▶ Written exercise: Pull out every line of the listing below where "doch" appears.

▶ Dataset records:
----------------------------------------

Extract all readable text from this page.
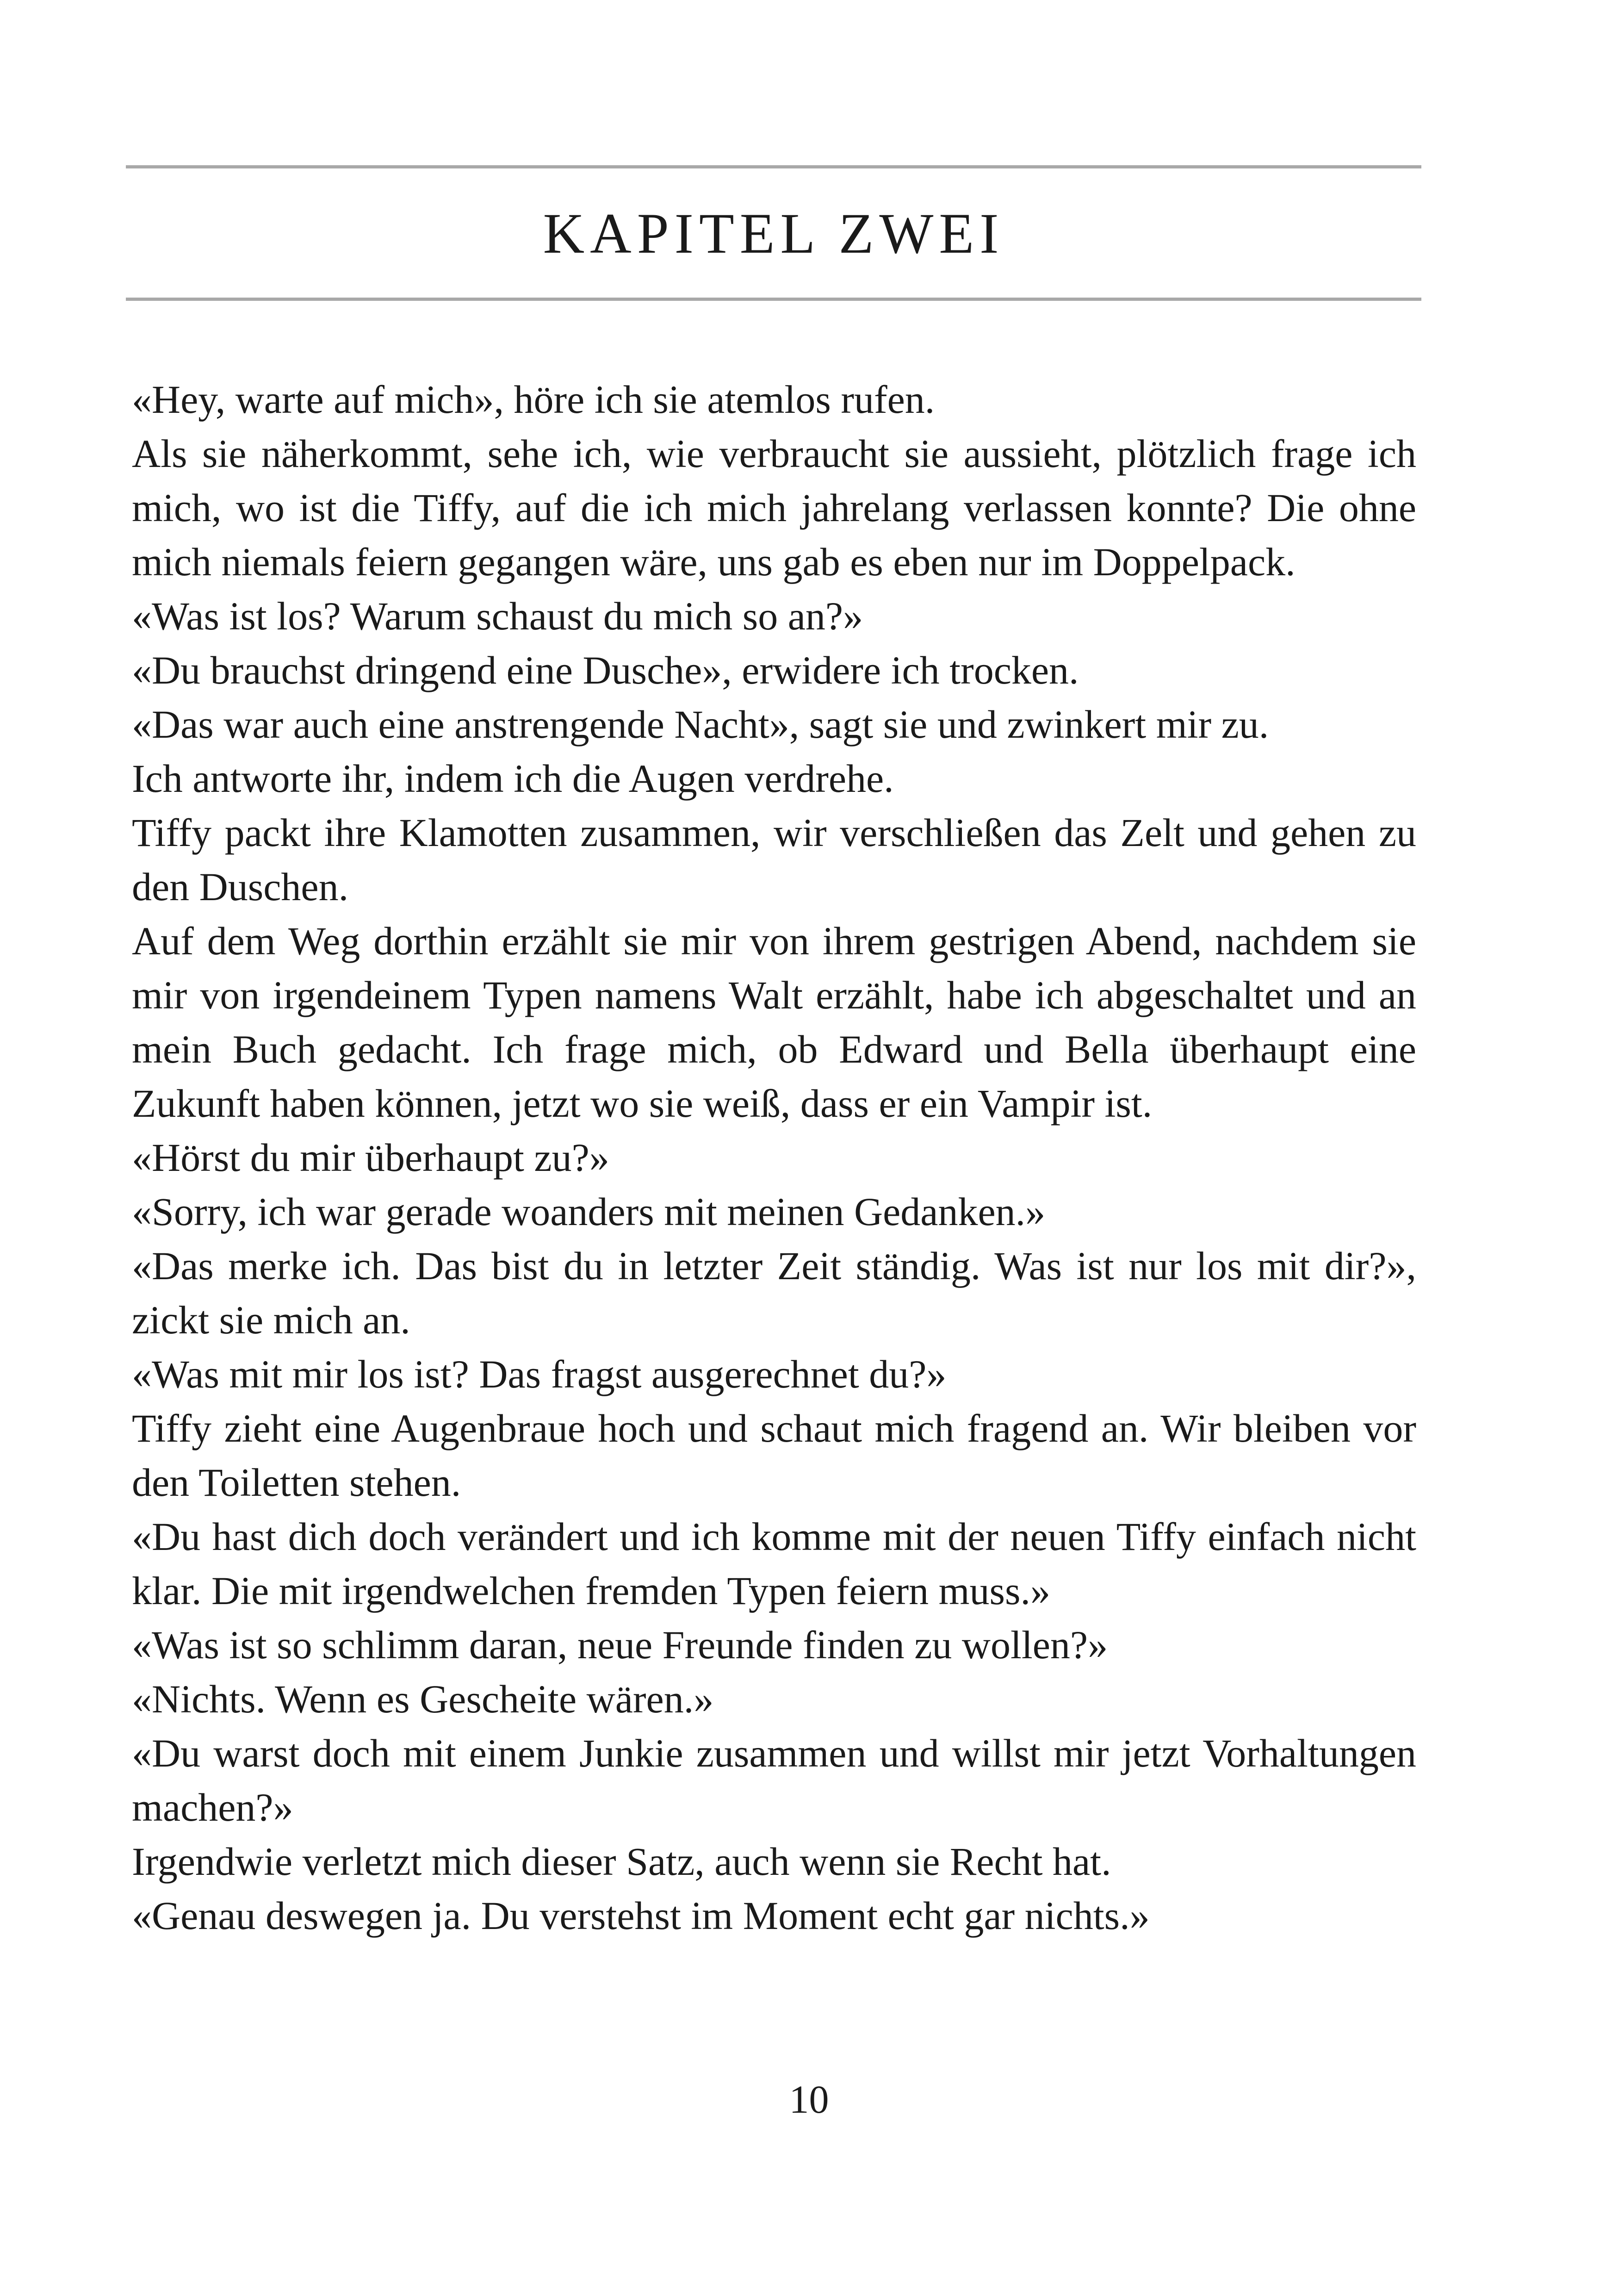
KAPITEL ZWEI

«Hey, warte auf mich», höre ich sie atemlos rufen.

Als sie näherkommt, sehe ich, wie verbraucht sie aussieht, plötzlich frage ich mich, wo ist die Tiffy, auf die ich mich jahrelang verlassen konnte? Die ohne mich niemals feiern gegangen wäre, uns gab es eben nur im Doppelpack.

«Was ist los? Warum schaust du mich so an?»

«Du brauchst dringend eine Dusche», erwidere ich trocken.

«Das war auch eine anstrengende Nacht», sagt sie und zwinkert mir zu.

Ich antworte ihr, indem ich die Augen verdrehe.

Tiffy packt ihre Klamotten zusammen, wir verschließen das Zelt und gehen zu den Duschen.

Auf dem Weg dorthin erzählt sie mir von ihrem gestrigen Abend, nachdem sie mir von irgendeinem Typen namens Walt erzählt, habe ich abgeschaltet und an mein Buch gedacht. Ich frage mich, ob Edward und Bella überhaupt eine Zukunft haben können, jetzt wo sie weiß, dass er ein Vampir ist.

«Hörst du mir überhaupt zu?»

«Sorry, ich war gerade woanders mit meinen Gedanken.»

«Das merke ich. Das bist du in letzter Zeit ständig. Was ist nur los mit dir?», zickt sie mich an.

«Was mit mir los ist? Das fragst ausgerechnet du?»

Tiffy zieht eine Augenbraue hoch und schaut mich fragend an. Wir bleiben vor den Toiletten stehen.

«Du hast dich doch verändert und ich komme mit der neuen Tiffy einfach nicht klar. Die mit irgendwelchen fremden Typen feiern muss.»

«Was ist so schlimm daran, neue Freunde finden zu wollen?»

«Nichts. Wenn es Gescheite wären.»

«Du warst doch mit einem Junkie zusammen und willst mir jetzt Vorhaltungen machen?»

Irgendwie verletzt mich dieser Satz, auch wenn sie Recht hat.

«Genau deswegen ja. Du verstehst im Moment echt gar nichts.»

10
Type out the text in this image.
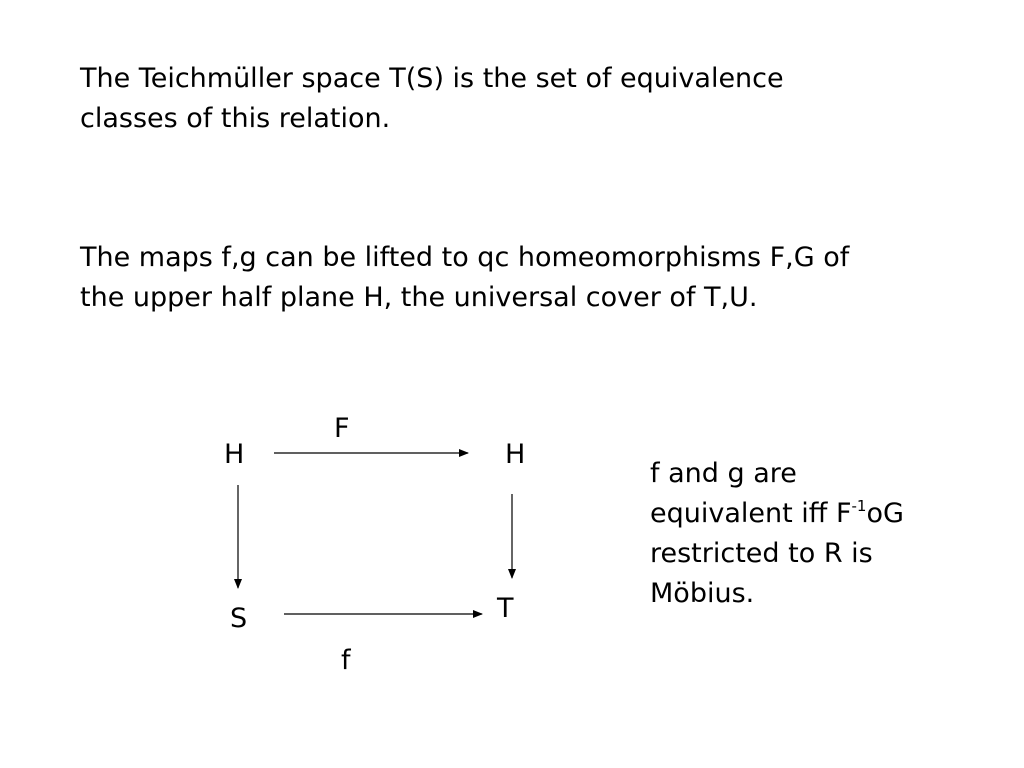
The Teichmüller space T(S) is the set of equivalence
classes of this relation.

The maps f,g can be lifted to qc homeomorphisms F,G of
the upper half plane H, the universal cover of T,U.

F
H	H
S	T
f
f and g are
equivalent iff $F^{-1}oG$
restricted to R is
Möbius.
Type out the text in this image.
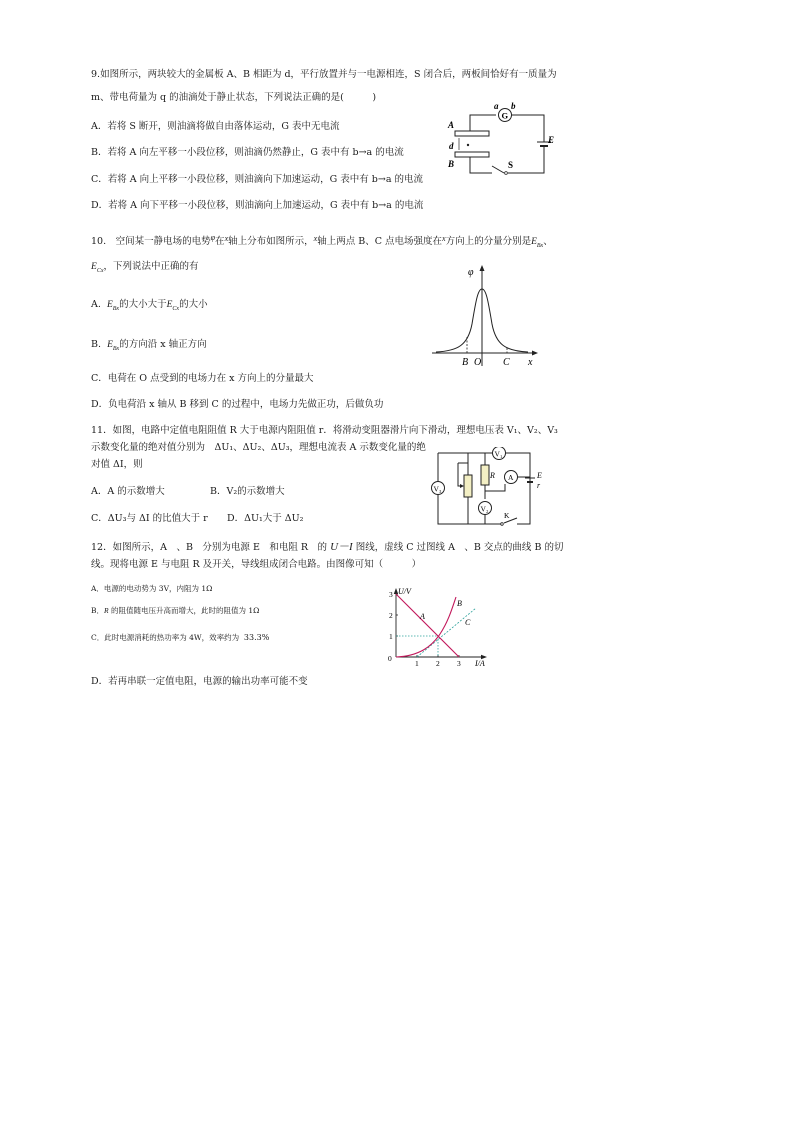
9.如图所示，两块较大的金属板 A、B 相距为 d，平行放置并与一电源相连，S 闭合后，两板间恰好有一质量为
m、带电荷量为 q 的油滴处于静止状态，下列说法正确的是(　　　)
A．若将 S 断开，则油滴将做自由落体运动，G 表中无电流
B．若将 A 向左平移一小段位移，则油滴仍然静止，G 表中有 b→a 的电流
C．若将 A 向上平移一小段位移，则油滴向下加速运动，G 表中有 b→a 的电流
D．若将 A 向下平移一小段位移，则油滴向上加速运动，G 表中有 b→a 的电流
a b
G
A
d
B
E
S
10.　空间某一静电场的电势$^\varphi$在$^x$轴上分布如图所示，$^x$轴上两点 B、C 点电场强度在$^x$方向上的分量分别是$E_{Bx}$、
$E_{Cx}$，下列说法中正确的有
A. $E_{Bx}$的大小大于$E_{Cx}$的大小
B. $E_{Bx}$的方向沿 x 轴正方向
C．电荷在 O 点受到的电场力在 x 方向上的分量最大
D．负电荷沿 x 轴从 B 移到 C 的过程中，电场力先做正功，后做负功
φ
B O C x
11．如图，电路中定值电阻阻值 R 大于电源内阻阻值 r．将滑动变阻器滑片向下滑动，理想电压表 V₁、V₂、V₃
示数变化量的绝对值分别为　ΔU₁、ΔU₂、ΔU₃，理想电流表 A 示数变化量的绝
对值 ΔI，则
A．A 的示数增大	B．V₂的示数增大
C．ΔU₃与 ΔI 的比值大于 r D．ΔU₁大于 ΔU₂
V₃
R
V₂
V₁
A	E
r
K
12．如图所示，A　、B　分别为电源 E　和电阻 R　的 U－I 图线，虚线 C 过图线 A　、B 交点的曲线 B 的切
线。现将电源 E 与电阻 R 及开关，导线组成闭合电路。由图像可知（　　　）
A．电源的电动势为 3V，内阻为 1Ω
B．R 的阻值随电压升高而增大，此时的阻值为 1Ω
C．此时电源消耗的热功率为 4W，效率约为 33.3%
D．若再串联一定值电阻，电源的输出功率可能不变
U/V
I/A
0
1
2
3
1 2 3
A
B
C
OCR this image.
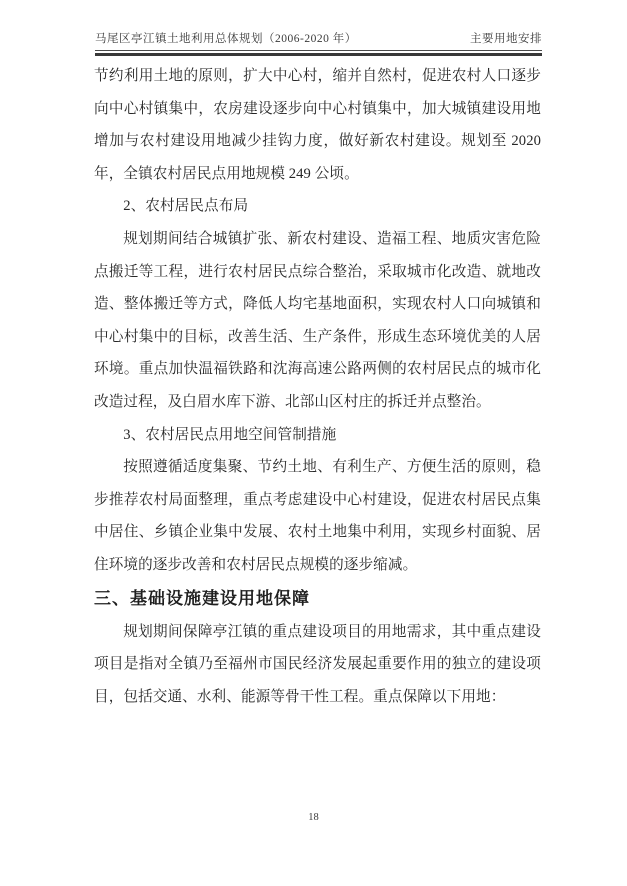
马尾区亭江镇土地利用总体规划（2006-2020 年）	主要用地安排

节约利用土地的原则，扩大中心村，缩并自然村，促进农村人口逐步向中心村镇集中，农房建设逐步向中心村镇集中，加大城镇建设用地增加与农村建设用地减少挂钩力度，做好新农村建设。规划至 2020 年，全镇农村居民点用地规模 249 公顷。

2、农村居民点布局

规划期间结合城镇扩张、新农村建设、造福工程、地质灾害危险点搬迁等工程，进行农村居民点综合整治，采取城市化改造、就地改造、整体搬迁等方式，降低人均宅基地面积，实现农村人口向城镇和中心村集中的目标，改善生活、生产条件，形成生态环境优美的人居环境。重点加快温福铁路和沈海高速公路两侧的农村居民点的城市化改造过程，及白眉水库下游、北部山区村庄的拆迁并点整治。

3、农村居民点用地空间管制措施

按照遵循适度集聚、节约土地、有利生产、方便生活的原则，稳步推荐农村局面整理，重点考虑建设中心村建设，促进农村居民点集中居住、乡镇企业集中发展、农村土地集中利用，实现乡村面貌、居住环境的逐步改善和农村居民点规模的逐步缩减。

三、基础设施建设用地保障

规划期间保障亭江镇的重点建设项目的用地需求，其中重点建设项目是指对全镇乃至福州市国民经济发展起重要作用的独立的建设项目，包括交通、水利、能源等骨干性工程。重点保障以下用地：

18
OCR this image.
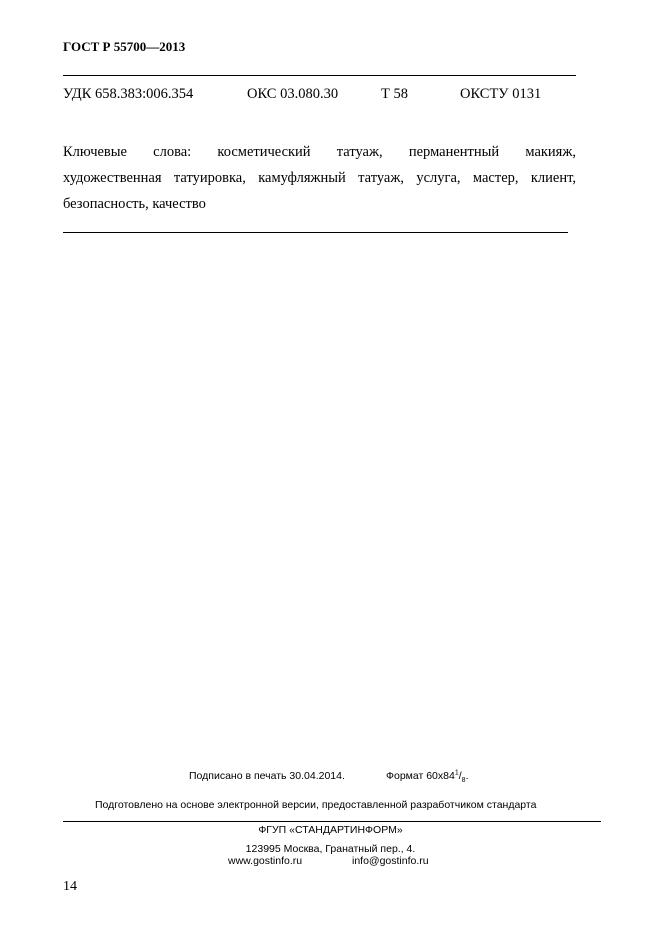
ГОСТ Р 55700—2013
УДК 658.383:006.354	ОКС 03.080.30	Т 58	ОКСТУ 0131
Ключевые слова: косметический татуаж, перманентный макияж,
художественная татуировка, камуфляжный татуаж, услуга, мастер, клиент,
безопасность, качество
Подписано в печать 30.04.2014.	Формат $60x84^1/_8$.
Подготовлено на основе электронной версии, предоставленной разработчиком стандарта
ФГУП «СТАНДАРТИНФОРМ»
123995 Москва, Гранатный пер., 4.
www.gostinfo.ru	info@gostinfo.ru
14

----------------------------------------

▶ Solution for this task:
«Du hast dich doch verändert und ich komme mit der neuen Tiffy einfach nicht klar. Die mit irgendwelchen fremden Typen feiern muss.»
«Du warst doch mit einem Junkie zusammen und willst mir jetzt Vorhaltungen machen?»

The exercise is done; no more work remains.